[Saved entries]
****
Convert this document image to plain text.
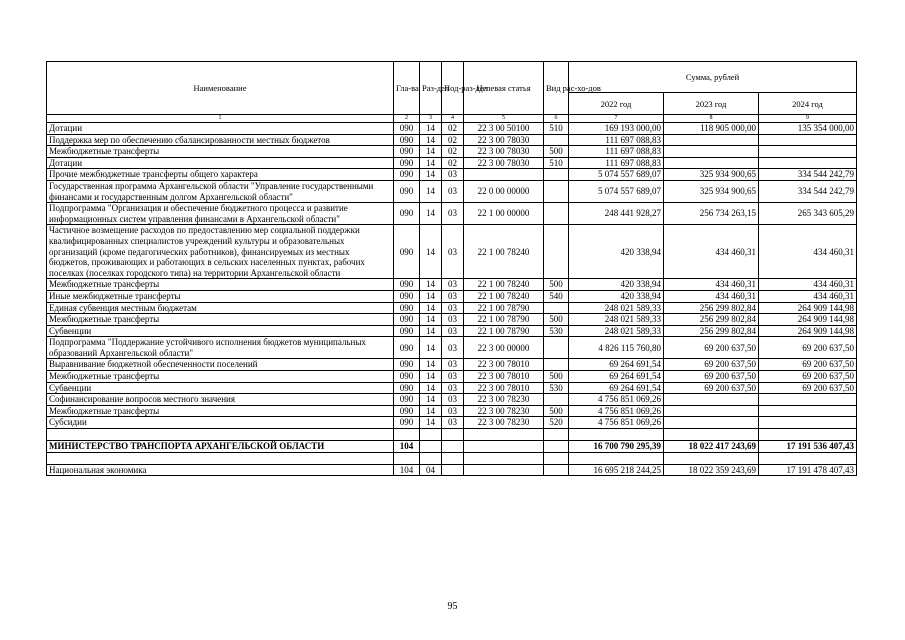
Наименование	Гла-ва	Раз-дел	Под-раз-дел	Целевая статья	Вид рас-хо-дов	Сумма, рублей		
						2022 год	2023 год	2024 год
1	2	3	4	5	6	7	8	9
Дотации	090	14	02	22 3 00 50100	510	169 193 000,00	118 905 000,00	135 354 000,00
Поддержка мер по обеспечению сбалансированности местных бюджетов	090	14	02	22 3 00 78030		111 697 088,83		
Межбюджетные трансферты	090	14	02	22 3 00 78030	500	111 697 088,83		
Дотации	090	14	02	22 3 00 78030	510	111 697 088,83		
Прочие межбюджетные трансферты общего характера	090	14	03			5 074 557 689,07	325 934 900,65	334 544 242,79
Государственная программа Архангельской области "Управление государственными финансами и государственным долгом Архангельской области"	090	14	03	22 0 00 00000		5 074 557 689,07	325 934 900,65	334 544 242,79
Подпрограмма "Организация и обеспечение бюджетного процесса и развитие информационных систем управления финансами в Архангельской области"	090	14	03	22 1 00 00000		248 441 928,27	256 734 263,15	265 343 605,29
Частичное возмещение расходов по предоставлению мер социальной поддержки квалифицированных специалистов учреждений культуры и образовательных организаций (кроме педагогических работников), финансируемых из местных бюджетов, проживающих и работающих в сельских населенных пунктах, рабочих поселках (поселках городского типа) на территории Архангельской области	090	14	03	22 1 00 78240		420 338,94	434 460,31	434 460,31
Межбюджетные трансферты	090	14	03	22 1 00 78240	500	420 338,94	434 460,31	434 460,31
Иные межбюджетные трансферты	090	14	03	22 1 00 78240	540	420 338,94	434 460,31	434 460,31
Единая субвенция местным бюджетам	090	14	03	22 1 00 78790		248 021 589,33	256 299 802,84	264 909 144,98
Межбюджетные трансферты	090	14	03	22 1 00 78790	500	248 021 589,33	256 299 802,84	264 909 144,98
Субвенции	090	14	03	22 1 00 78790	530	248 021 589,33	256 299 802,84	264 909 144,98
Подпрограмма "Поддержание устойчивого исполнения бюджетов муниципальных образований Архангельской области"	090	14	03	22 3 00 00000		4 826 115 760,80	69 200 637,50	69 200 637,50
Выравнивание бюджетной обеспеченности поселений	090	14	03	22 3 00 78010		69 264 691,54	69 200 637,50	69 200 637,50
Межбюджетные трансферты	090	14	03	22 3 00 78010	500	69 264 691,54	69 200 637,50	69 200 637,50
Субвенции	090	14	03	22 3 00 78010	530	69 264 691,54	69 200 637,50	69 200 637,50
Софинансирование вопросов местного значения	090	14	03	22 3 00 78230		4 756 851 069,26		
Межбюджетные трансферты	090	14	03	22 3 00 78230	500	4 756 851 069,26		
Субсидии	090	14	03	22 3 00 78230	520	4 756 851 069,26		

МИНИСТЕРСТВО ТРАНСПОРТА АРХАНГЕЛЬСКОЙ ОБЛАСТИ	104					16 700 790 295,39	18 022 417 243,69	17 191 536 407,43

Национальная экономика	104	04				16 695 218 244,25	18 022 359 243,69	17 191 478 407,43
95
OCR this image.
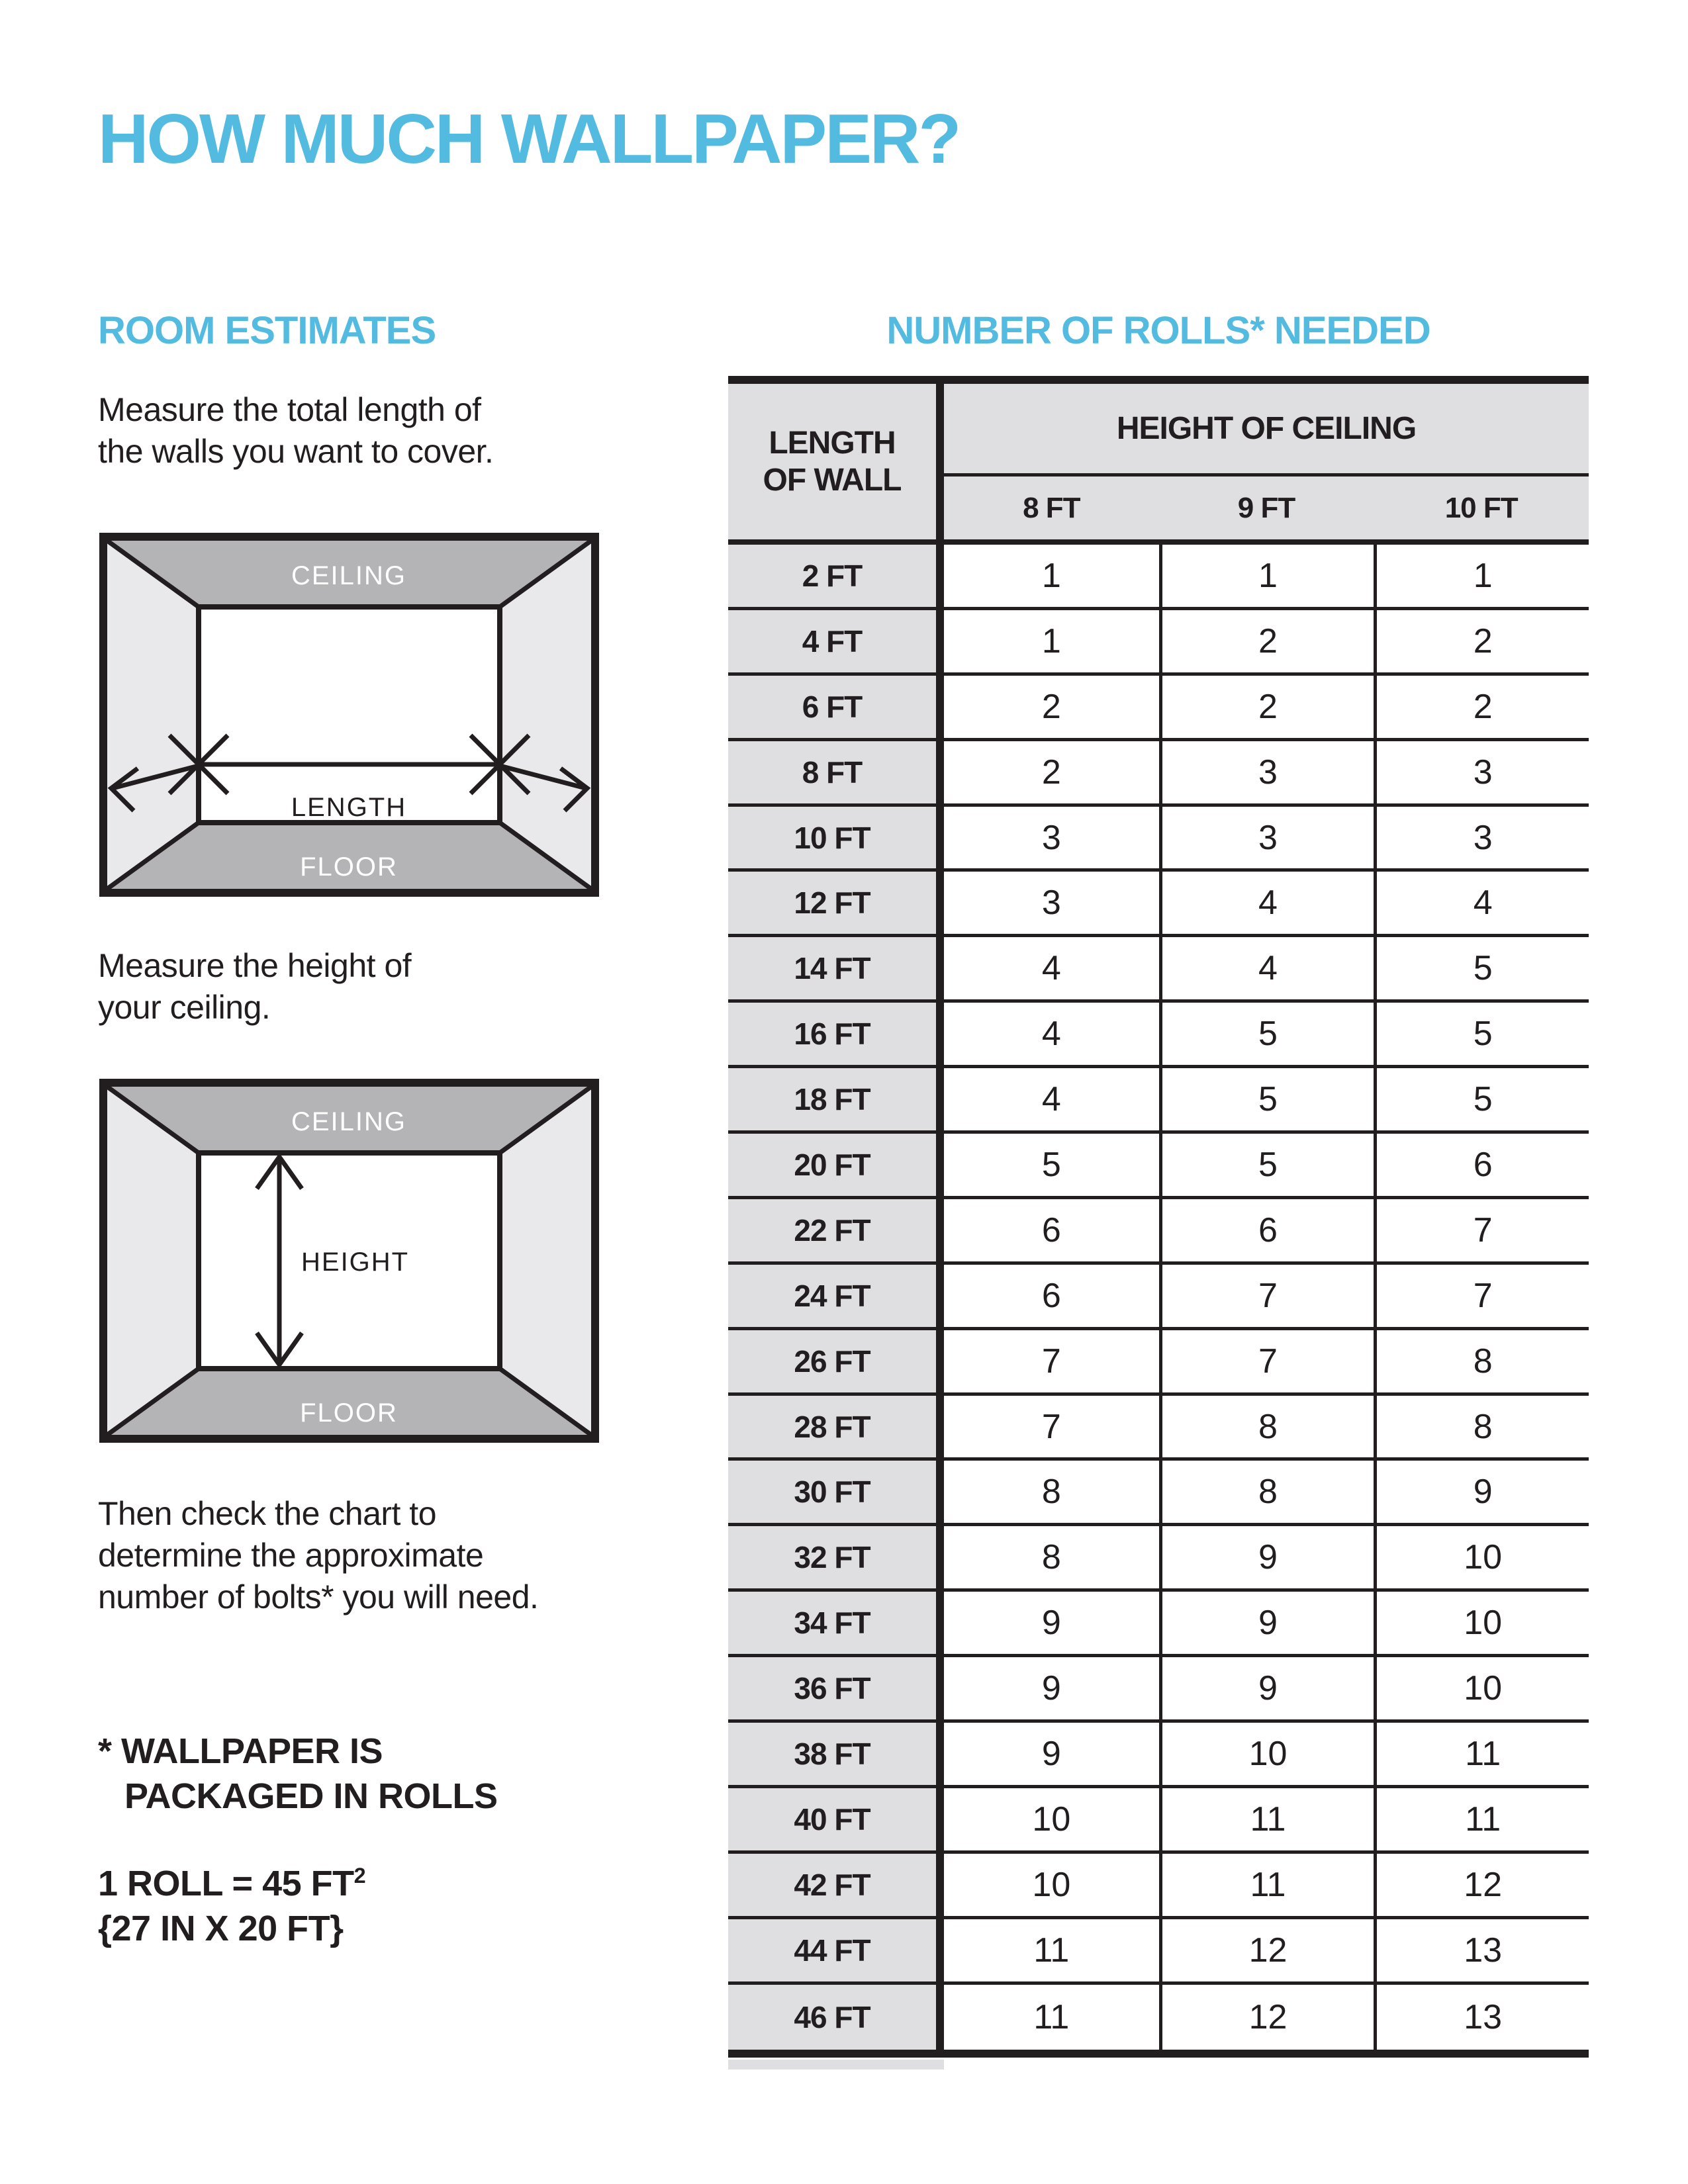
HOW MUCH WALLPAPER?
ROOM ESTIMATES	NUMBER OF ROLLS* NEEDED
Measure the total length of
the walls you want to cover.
CEILING
FLOOR
LENGTH
Measure the height of
your ceiling.
CEILING
FLOOR
HEIGHT
Then check the chart to
determine the approximate
number of bolts* you will need.
* WALLPAPER IS
PACKAGED IN ROLLS
1 ROLL = 45 $FT^2$
{27 IN X 20 FT}
LENGTH
OF WALL
HEIGHT OF CEILING
8 FT	9 FT	10 FT
2 FT	1	1	1
4 FT	1	2	2
6 FT	2	2	2
8 FT	2	3	3
10 FT	3	3	3
12 FT	3	4	4
14 FT	4	4	5
16 FT	4	5	5
18 FT	4	5	5
20 FT	5	5	6
22 FT	6	6	7
24 FT	6	7	7
26 FT	7	7	8
28 FT	7	8	8
30 FT	8	8	9
32 FT	8	9	10
34 FT	9	9	10
36 FT	9	9	10
38 FT	9	10	11
40 FT	10	11	11
42 FT	10	11	12
44 FT	11	12	13
46 FT	11	12	13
****
Using the listing above, list every line in which the string "Подпрограмма" occurs.

Correct output =
Подпрограмма "Организация и обеспечение бюджетного процесса и развитие информационных систем управления финансами в Архангельской области"	090	14	03	22 1 00 00000		248 441 928,27	256 734 263,15	265 343 605,29
Подпрограмма "Поддержание устойчивого исполнения бюджетов муниципальных образований Архангельской области"	090	14	03	22 3 00 00000		4 826 115 760,80	69 200 637,50	69 200 637,50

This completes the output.